_Textauszug:_
• • • •
Nun twittert auch Hugo Boss. Unter @hugoboss. Das ist begrüßenswert. Allein – wie die Bekleidungsmarke das macht ist ein wenig… merkwürdig.
Denn der Autor der Tweets, oder die Autorin, spricht von sich selbst. Wo er oder sie gerade steckt, dass er oder sie Kaffee braucht, welches sein oder ihr Lieblings-Kleid ist. Nur wer ist das, der oder die da schreibt? Nirgends wird das erklärt.
Es scheint, die Verantwortlichen wollten oder konnten sich nicht entscheiden zwischen den zwei Extremen, die ein Unternehmen auf Twitter einnehmen kann. Die eine Möglichkeit ist es, einen oder mehrere klar zu identifizierende Personen als Tweet-Person (bitte denken Sie sich letzteres Wort angelsächsisch gesprochen analog zu Spokesperson) zu installieren. So macht es zum Beispiel Vodafone.
Die gegenteilige Variante ist die entpersonifizierung: Dem Leser wird jede menschliche Information entzogen, es geht allein um Kommunikation mit dem Unternehmen als amorphe Masse – diesen Weg wählte Lufthansa.
Hugo Boss auf Twitter aber ist nicht Fisch und nicht Fleisch. Man versucht einer nicht definierten Kunstfigur eine Persönlichkeit zu verleihen. Oft kommt solch eine Variante heraus, wenn ein Marketing-Entscheider beschlossen hat „Wir müssen auf Twitter“, sich aber nicht fragt warum sein Unternehmen dort sein sollte. Wie die Kommunikationsziele aussehen. Es wird einfach gemacht ohne weiter nachzudenken.
Ich bin skeptisch, ob das so funktioniert. Nutzer sind bereit, anonymisierten Firmen-Accounts zu folgen, wenn sie etwas zurückbekommen: Sonderangebote, Hilfestellung, vielleicht Unterhaltung. Dies gilt auch für personifizierte Accounts – hier aber kann auch das Gefühl der Nähe zu einem interessanten Menschen die Gründe ergänzen, regelmäßig mitzulesen.
Derzeit kann @hugoboss von all dem recht wenig liefern. Und deshalb bin ich gespannt, ob tatsächlich eine substanzielle Zahl von Menschen mitlesen wird.
Nachtrag: „Miss Hugo Boss“ hat auf meine Anfrage via Twitter geantwortet, sie arbeite im „Communication Department (PR & Event Management“. Erstaunlicherweise ging ungefähr zur gleichen Zeit ein Kommentar hier im Blog ein, der im PR-Ton den Twitter-Account lobt. Dies riecht nach Astroturfing, wie wir es auch einst bei Grey erlebt haben.
Kommentare
Claudi 2. Juli 2010 um 18:46
Ich kenne die Person, die da twittert persönlich und muss sagen, dass ich den Kanal sehr unterhaltsam finde. Gerade werden dort auch 2 Tickets für die Modenschau von Hugo Boss verlost und wenn das nichts ist, dann weiß ich auch nicht….
• • • •
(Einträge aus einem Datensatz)
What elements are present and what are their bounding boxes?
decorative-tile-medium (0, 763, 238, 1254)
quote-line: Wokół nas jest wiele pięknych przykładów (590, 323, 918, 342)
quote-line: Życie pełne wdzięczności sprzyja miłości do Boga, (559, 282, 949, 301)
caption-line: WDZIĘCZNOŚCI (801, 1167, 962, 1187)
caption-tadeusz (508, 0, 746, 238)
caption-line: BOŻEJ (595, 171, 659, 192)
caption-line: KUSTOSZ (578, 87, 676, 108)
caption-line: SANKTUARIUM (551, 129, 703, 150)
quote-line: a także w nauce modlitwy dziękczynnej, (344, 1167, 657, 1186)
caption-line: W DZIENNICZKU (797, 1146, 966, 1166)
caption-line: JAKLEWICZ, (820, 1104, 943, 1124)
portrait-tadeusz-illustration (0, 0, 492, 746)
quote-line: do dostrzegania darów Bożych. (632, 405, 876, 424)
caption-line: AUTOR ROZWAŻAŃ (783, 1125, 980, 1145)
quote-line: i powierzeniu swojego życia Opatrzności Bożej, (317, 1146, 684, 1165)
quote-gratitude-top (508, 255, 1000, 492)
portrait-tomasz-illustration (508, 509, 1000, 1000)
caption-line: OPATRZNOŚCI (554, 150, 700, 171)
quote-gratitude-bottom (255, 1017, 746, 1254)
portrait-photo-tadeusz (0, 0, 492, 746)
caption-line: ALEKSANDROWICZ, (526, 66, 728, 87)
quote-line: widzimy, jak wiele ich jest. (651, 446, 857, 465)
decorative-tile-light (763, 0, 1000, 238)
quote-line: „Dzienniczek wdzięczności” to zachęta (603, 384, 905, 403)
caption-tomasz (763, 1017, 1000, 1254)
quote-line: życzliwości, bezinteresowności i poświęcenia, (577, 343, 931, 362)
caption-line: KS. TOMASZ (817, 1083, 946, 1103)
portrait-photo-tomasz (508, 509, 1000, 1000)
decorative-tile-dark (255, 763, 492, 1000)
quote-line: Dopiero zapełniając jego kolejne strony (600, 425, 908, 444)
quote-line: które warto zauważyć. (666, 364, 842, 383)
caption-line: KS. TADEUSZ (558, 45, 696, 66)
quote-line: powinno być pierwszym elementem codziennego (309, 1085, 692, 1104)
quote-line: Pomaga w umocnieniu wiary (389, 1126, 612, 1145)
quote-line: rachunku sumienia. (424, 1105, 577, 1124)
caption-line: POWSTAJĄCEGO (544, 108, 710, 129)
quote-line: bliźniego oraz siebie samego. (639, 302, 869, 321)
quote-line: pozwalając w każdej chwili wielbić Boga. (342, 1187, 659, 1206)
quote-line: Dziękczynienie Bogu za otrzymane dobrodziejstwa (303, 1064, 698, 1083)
• • • •
_Deine Aufgaben:_
- A) Übersetze aus dem Blogbeitrag über Hugo Boss auf Twitter den Satz „Derzeit kann @hugoboss von all dem recht wenig liefern.“ ins Englische.
- B) Wiederhole die Zeilen der Einträge wortgetreu, beginnend mit der ersten Zeile der Einträge und weiter bis einschließlich der Zeile mit „caption-line: OPATRZNOŚCI (554, 150, 700, 171)“.
Der Blogbeitrag und die Einträge haben nichts miteinander zu tun.

_Antworten:_
- A) At present, @hugoboss can deliver rather little of all that.

- B)
What elements are present and what are their bounding boxes?
decorative-tile-medium (0, 763, 238, 1254)
quote-line: Wokół nas jest wiele pięknych przykładów (590, 323, 918, 342)
quote-line: Życie pełne wdzięczności sprzyja miłości do Boga, (559, 282, 949, 301)
caption-line: WDZIĘCZNOŚCI (801, 1167, 962, 1187)
caption-tadeusz (508, 0, 746, 238)
caption-line: BOŻEJ (595, 171, 659, 192)
caption-line: KUSTOSZ (578, 87, 676, 108)
caption-line: SANKTUARIUM (551, 129, 703, 150)
quote-line: a także w nauce modlitwy dziękczynnej, (344, 1167, 657, 1186)
caption-line: W DZIENNICZKU (797, 1146, 966, 1166)
caption-line: JAKLEWICZ, (820, 1104, 943, 1124)
portrait-tadeusz-illustration (0, 0, 492, 746)
quote-line: do dostrzegania darów Bożych. (632, 405, 876, 424)
caption-line: AUTOR ROZWAŻAŃ (783, 1125, 980, 1145)
quote-line: i powierzeniu swojego życia Opatrzności Bożej, (317, 1146, 684, 1165)
quote-gratitude-top (508, 255, 1000, 492)
portrait-tomasz-illustration (508, 509, 1000, 1000)
caption-line: OPATRZNOŚCI (554, 150, 700, 171)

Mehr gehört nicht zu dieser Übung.